**** AVAILABLE DATA ****
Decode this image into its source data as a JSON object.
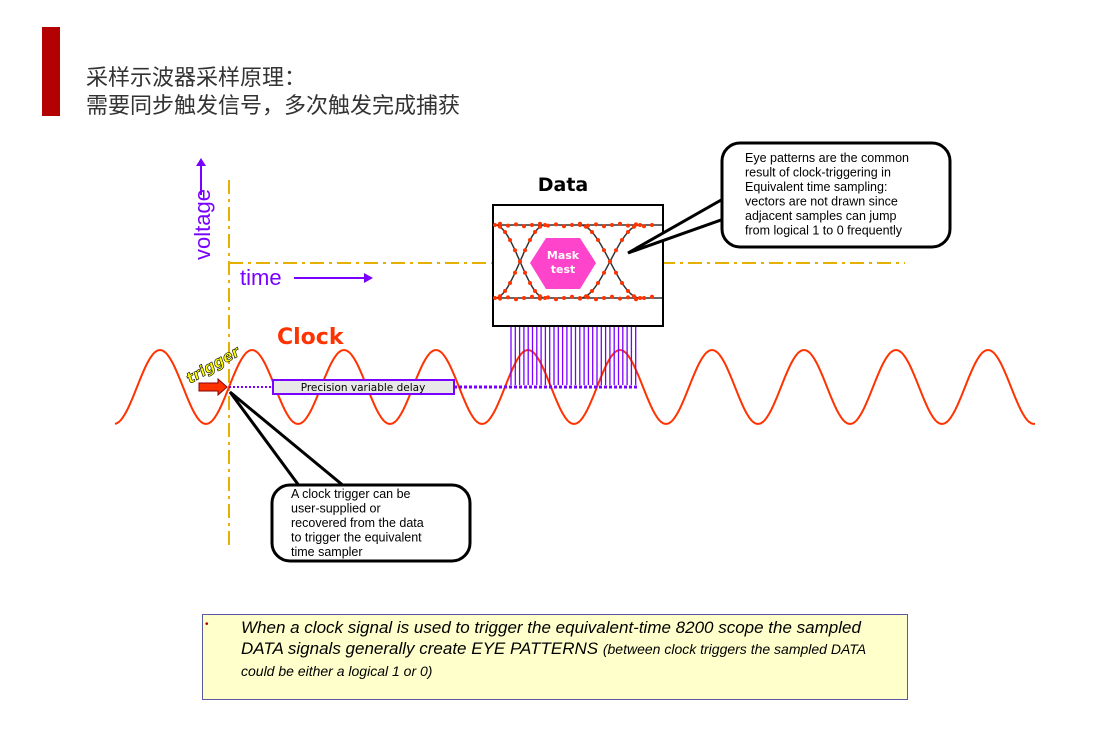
{
  "slide": {
    "title_line1": "采样示波器采样原理：",
    "title_line2": "需要同步触发信号，多次触发完成捕获",
    "accent_color": "#b30000"
  },
  "diagram": {
    "voltage_label": "voltage",
    "time_label": "time",
    "data_label": "Data",
    "clock_label": "Clock",
    "trigger_label": "trigger",
    "delay_label": "Precision variable delay",
    "mask_label_line1": "Mask",
    "mask_label_line2": "test",
    "callout_eye": [
      "Eye patterns are the common",
      "result of clock-triggering in",
      "Equivalent time sampling:",
      "vectors are not drawn since",
      "adjacent samples can jump",
      "from logical 1 to 0 frequently"
    ],
    "callout_clock": [
      "A clock trigger can be",
      "user-supplied or",
      "recovered from the data",
      "to trigger the equivalent",
      "time sampler"
    ],
    "colors": {
      "clock": "#ff3300",
      "axis": "#7a00ff",
      "guide": "#e6b000",
      "mask": "#ff44cc",
      "note_bg": "#ffffcc"
    }
  },
  "note": {
    "main": "When a clock signal is used to trigger the equivalent-time 8200 scope the sampled DATA signals generally create EYE PATTERNS ",
    "small": "(between clock triggers the sampled DATA could be either a logical 1 or 0)"
  }
}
****
Reproduce the records verbatim, omitting all images they contain.

* EXERCISE OUTPUT
Decode this image into its source data as a JSON object.
{
  "slide": {
    "title_line1": "采样示波器采样原理：",
    "title_line2": "需要同步触发信号，多次触发完成捕获",
    "accent_color": "#b30000"
  },
  "diagram": {
    "voltage_label": "voltage",
    "time_label": "time",
    "data_label": "Data",
    "clock_label": "Clock",
    "trigger_label": "trigger",
    "delay_label": "Precision variable delay",
    "mask_label_line1": "Mask",
    "mask_label_line2": "test",
    "callout_eye": [
      "Eye patterns are the common",
      "result of clock-triggering in",
      "Equivalent time sampling:",
      "vectors are not drawn since",
      "adjacent samples can jump",
      "from logical 1 to 0 frequently"
    ],
    "callout_clock": [
      "A clock trigger can be",
      "user-supplied or",
      "recovered from the data",
      "to trigger the equivalent",
      "time sampler"
    ],
    "colors": {
      "clock": "#ff3300",
      "axis": "#7a00ff",
      "guide": "#e6b000",
      "mask": "#ff44cc",
      "note_bg": "#ffffcc"
    }
  },
  "note": {
    "main": "When a clock signal is used to trigger the equivalent-time 8200 scope the sampled DATA signals generally create EYE PATTERNS ",
    "small": "(between clock triggers the sampled DATA could be either a logical 1 or 0)"
  }
}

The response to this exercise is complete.